** START OF Data supplied **
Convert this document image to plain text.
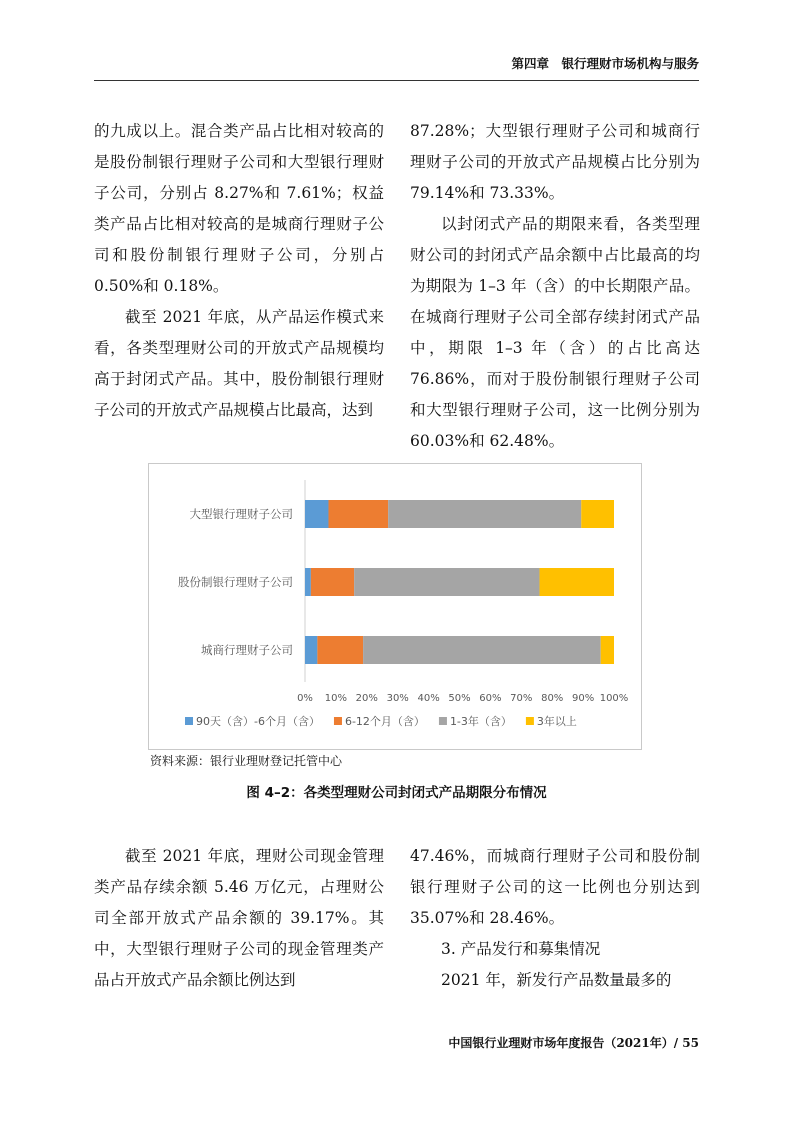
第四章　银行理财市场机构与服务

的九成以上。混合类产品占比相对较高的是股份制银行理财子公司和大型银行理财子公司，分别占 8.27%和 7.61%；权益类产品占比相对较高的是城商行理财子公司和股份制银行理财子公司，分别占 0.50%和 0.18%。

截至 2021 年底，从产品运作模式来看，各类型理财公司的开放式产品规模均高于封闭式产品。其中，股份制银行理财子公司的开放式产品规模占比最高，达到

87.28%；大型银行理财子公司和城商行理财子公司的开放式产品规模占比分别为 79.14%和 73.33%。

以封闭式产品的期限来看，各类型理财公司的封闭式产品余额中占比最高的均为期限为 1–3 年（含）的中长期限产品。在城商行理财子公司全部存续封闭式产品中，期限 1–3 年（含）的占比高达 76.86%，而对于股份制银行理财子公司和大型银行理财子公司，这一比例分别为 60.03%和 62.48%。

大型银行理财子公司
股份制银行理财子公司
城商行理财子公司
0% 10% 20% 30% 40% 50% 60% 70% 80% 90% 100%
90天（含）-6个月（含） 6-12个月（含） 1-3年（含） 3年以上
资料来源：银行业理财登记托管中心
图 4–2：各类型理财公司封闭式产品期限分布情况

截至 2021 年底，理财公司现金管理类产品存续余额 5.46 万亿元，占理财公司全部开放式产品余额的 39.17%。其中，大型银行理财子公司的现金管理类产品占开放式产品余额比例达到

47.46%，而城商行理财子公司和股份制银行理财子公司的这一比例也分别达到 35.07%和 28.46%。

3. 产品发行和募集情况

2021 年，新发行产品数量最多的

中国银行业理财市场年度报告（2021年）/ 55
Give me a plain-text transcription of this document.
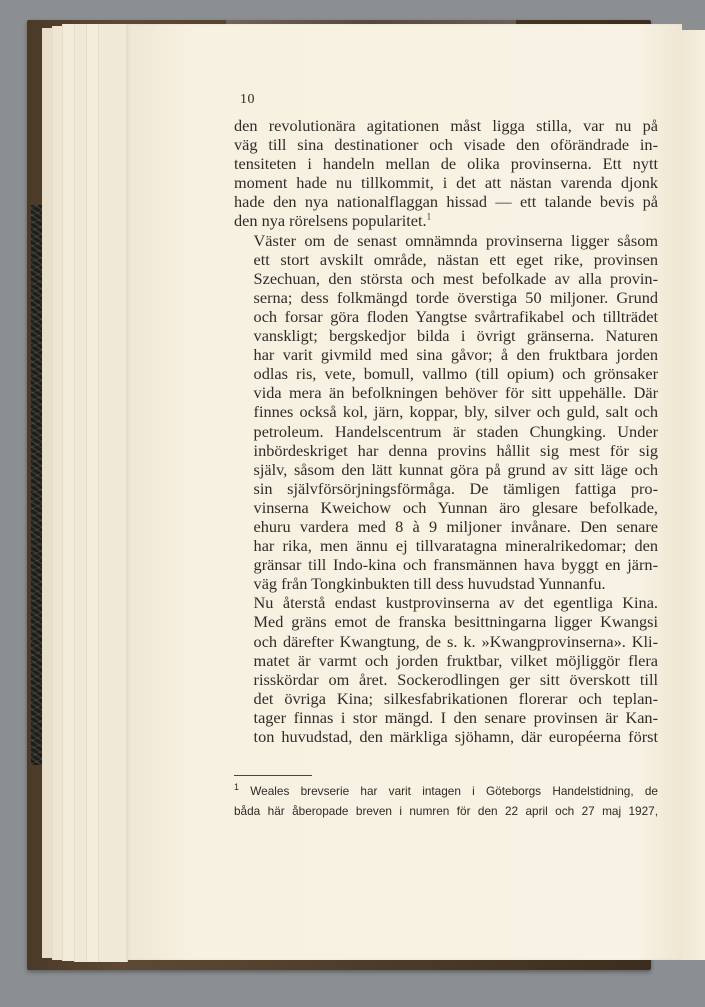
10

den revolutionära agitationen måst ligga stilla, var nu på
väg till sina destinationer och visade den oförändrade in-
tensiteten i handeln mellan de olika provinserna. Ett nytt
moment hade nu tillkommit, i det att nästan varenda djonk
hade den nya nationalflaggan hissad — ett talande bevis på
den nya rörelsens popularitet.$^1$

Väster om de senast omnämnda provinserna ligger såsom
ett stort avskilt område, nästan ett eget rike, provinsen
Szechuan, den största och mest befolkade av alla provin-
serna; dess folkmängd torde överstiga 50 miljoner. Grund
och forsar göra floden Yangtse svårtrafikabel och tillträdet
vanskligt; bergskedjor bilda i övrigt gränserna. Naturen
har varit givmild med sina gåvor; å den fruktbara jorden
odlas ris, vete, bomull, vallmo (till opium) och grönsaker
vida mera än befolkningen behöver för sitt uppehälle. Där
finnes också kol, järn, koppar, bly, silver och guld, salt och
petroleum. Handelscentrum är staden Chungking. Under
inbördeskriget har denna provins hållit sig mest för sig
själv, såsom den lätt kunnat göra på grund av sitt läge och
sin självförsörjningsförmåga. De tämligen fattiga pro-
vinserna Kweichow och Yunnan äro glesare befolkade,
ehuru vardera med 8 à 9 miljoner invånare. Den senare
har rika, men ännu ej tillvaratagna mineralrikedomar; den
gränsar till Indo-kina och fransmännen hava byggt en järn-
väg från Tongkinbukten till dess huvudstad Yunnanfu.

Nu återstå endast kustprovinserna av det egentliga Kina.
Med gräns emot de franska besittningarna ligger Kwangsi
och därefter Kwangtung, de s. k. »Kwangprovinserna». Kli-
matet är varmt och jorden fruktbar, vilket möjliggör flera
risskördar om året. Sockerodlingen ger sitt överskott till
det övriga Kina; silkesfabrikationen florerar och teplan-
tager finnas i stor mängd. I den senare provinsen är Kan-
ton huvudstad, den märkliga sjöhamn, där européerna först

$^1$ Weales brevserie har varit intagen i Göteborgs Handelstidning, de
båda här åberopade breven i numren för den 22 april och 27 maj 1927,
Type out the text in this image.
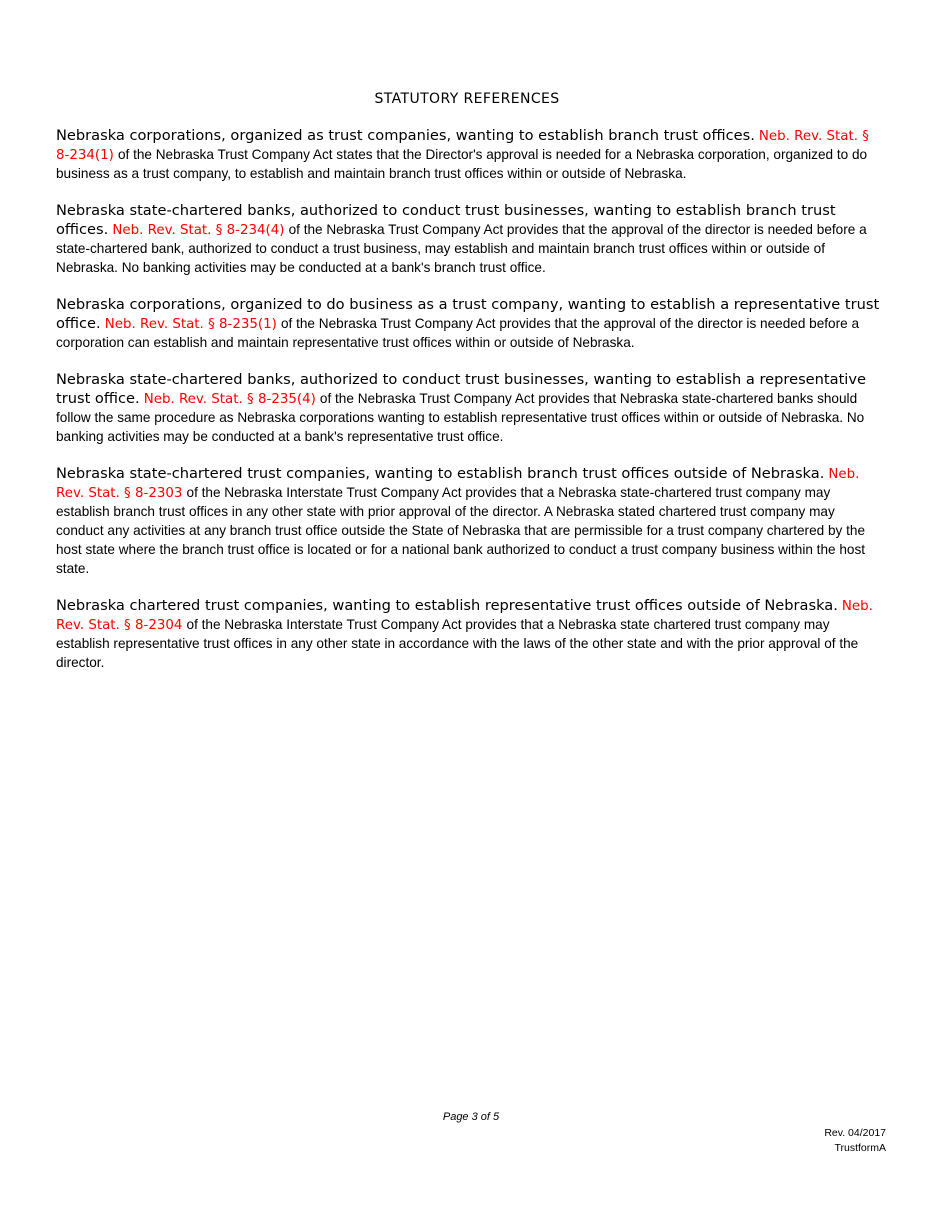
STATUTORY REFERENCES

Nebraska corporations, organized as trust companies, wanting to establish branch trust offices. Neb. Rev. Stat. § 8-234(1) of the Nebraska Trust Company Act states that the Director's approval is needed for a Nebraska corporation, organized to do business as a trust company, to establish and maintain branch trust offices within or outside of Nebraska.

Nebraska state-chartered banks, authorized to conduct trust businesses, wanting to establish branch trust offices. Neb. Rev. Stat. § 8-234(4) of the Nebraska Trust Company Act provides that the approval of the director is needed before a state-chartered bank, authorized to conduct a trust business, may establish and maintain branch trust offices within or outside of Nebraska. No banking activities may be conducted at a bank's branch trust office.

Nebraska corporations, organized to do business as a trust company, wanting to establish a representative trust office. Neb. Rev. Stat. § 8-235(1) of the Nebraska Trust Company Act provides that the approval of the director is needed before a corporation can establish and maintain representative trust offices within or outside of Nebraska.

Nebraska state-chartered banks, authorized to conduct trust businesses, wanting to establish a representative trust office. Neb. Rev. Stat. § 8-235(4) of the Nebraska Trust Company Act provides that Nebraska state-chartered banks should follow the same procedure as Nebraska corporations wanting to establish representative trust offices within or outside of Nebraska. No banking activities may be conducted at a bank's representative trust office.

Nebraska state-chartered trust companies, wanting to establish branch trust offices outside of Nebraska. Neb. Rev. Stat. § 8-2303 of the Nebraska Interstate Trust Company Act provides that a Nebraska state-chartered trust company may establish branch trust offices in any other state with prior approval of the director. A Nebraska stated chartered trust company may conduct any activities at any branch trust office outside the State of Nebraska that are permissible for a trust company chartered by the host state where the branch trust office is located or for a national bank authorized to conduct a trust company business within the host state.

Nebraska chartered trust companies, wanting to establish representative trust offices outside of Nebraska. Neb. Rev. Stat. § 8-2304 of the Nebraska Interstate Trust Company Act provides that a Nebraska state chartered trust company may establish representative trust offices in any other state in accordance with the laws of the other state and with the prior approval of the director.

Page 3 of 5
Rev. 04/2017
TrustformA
** END OF Data supplied **
- **What the exercise asks**
Repeat the material above verbatim, with no pictures in the output.

- **Response for this exercise**
Convert this document image to plain text.
第四章　银行理财市场机构与服务

的九成以上。混合类产品占比相对较高的是股份制银行理财子公司和大型银行理财子公司，分别占 8.27%和 7.61%；权益类产品占比相对较高的是城商行理财子公司和股份制银行理财子公司，分别占 0.50%和 0.18%。

截至 2021 年底，从产品运作模式来看，各类型理财公司的开放式产品规模均高于封闭式产品。其中，股份制银行理财子公司的开放式产品规模占比最高，达到

87.28%；大型银行理财子公司和城商行理财子公司的开放式产品规模占比分别为 79.14%和 73.33%。

以封闭式产品的期限来看，各类型理财公司的封闭式产品余额中占比最高的均为期限为 1–3 年（含）的中长期限产品。在城商行理财子公司全部存续封闭式产品中，期限 1–3 年（含）的占比高达 76.86%，而对于股份制银行理财子公司和大型银行理财子公司，这一比例分别为 60.03%和 62.48%。

大型银行理财子公司
股份制银行理财子公司
城商行理财子公司
0% 10% 20% 30% 40% 50% 60% 70% 80% 90% 100%
90天（含）-6个月（含） 6-12个月（含） 1-3年（含） 3年以上
资料来源：银行业理财登记托管中心
图 4–2：各类型理财公司封闭式产品期限分布情况

截至 2021 年底，理财公司现金管理类产品存续余额 5.46 万亿元，占理财公司全部开放式产品余额的 39.17%。其中，大型银行理财子公司的现金管理类产品占开放式产品余额比例达到

47.46%，而城商行理财子公司和股份制银行理财子公司的这一比例也分别达到 35.07%和 28.46%。

3. 产品发行和募集情况

2021 年，新发行产品数量最多的

中国银行业理财市场年度报告（2021年）/ 55
Give me a plain-text transcription of this document.
10

den revolutionära agitationen måst ligga stilla, var nu på
väg till sina destinationer och visade den oförändrade in-
tensiteten i handeln mellan de olika provinserna. Ett nytt
moment hade nu tillkommit, i det att nästan varenda djonk
hade den nya nationalflaggan hissad — ett talande bevis på
den nya rörelsens popularitet.$^1$

Väster om de senast omnämnda provinserna ligger såsom
ett stort avskilt område, nästan ett eget rike, provinsen
Szechuan, den största och mest befolkade av alla provin-
serna; dess folkmängd torde överstiga 50 miljoner. Grund
och forsar göra floden Yangtse svårtrafikabel och tillträdet
vanskligt; bergskedjor bilda i övrigt gränserna. Naturen
har varit givmild med sina gåvor; å den fruktbara jorden
odlas ris, vete, bomull, vallmo (till opium) och grönsaker
vida mera än befolkningen behöver för sitt uppehälle. Där
finnes också kol, järn, koppar, bly, silver och guld, salt och
petroleum. Handelscentrum är staden Chungking. Under
inbördeskriget har denna provins hållit sig mest för sig
själv, såsom den lätt kunnat göra på grund av sitt läge och
sin självförsörjningsförmåga. De tämligen fattiga pro-
vinserna Kweichow och Yunnan äro glesare befolkade,
ehuru vardera med 8 à 9 miljoner invånare. Den senare
har rika, men ännu ej tillvaratagna mineralrikedomar; den
gränsar till Indo-kina och fransmännen hava byggt en järn-
väg från Tongkinbukten till dess huvudstad Yunnanfu.

Nu återstå endast kustprovinserna av det egentliga Kina.
Med gräns emot de franska besittningarna ligger Kwangsi
och därefter Kwangtung, de s. k. »Kwangprovinserna». Kli-
matet är varmt och jorden fruktbar, vilket möjliggör flera
risskördar om året. Sockerodlingen ger sitt överskott till
det övriga Kina; silkesfabrikationen florerar och teplan-
tager finnas i stor mängd. I den senare provinsen är Kan-
ton huvudstad, den märkliga sjöhamn, där européerna först

$^1$ Weales brevserie har varit intagen i Göteborgs Handelstidning, de
båda här åberopade breven i numren för den 22 april och 27 maj 1927,
Type out the text in this image.
STATUTORY REFERENCES

Nebraska corporations, organized as trust companies, wanting to establish branch trust offices. Neb. Rev. Stat. § 8-234(1) of the Nebraska Trust Company Act states that the Director's approval is needed for a Nebraska corporation, organized to do business as a trust company, to establish and maintain branch trust offices within or outside of Nebraska.

Nebraska state-chartered banks, authorized to conduct trust businesses, wanting to establish branch trust offices. Neb. Rev. Stat. § 8-234(4) of the Nebraska Trust Company Act provides that the approval of the director is needed before a state-chartered bank, authorized to conduct a trust business, may establish and maintain branch trust offices within or outside of Nebraska. No banking activities may be conducted at a bank's branch trust office.

Nebraska corporations, organized to do business as a trust company, wanting to establish a representative trust office. Neb. Rev. Stat. § 8-235(1) of the Nebraska Trust Company Act provides that the approval of the director is needed before a corporation can establish and maintain representative trust offices within or outside of Nebraska.

Nebraska state-chartered banks, authorized to conduct trust businesses, wanting to establish a representative trust office. Neb. Rev. Stat. § 8-235(4) of the Nebraska Trust Company Act provides that Nebraska state-chartered banks should follow the same procedure as Nebraska corporations wanting to establish representative trust offices within or outside of Nebraska. No banking activities may be conducted at a bank's representative trust office.

Nebraska state-chartered trust companies, wanting to establish branch trust offices outside of Nebraska. Neb. Rev. Stat. § 8-2303 of the Nebraska Interstate Trust Company Act provides that a Nebraska state-chartered trust company may establish branch trust offices in any other state with prior approval of the director. A Nebraska stated chartered trust company may conduct any activities at any branch trust office outside the State of Nebraska that are permissible for a trust company chartered by the host state where the branch trust office is located or for a national bank authorized to conduct a trust company business within the host state.

Nebraska chartered trust companies, wanting to establish representative trust offices outside of Nebraska. Neb. Rev. Stat. § 8-2304 of the Nebraska Interstate Trust Company Act provides that a Nebraska state chartered trust company may establish representative trust offices in any other state in accordance with the laws of the other state and with the prior approval of the director.

Page 3 of 5
Rev. 04/2017
TrustformA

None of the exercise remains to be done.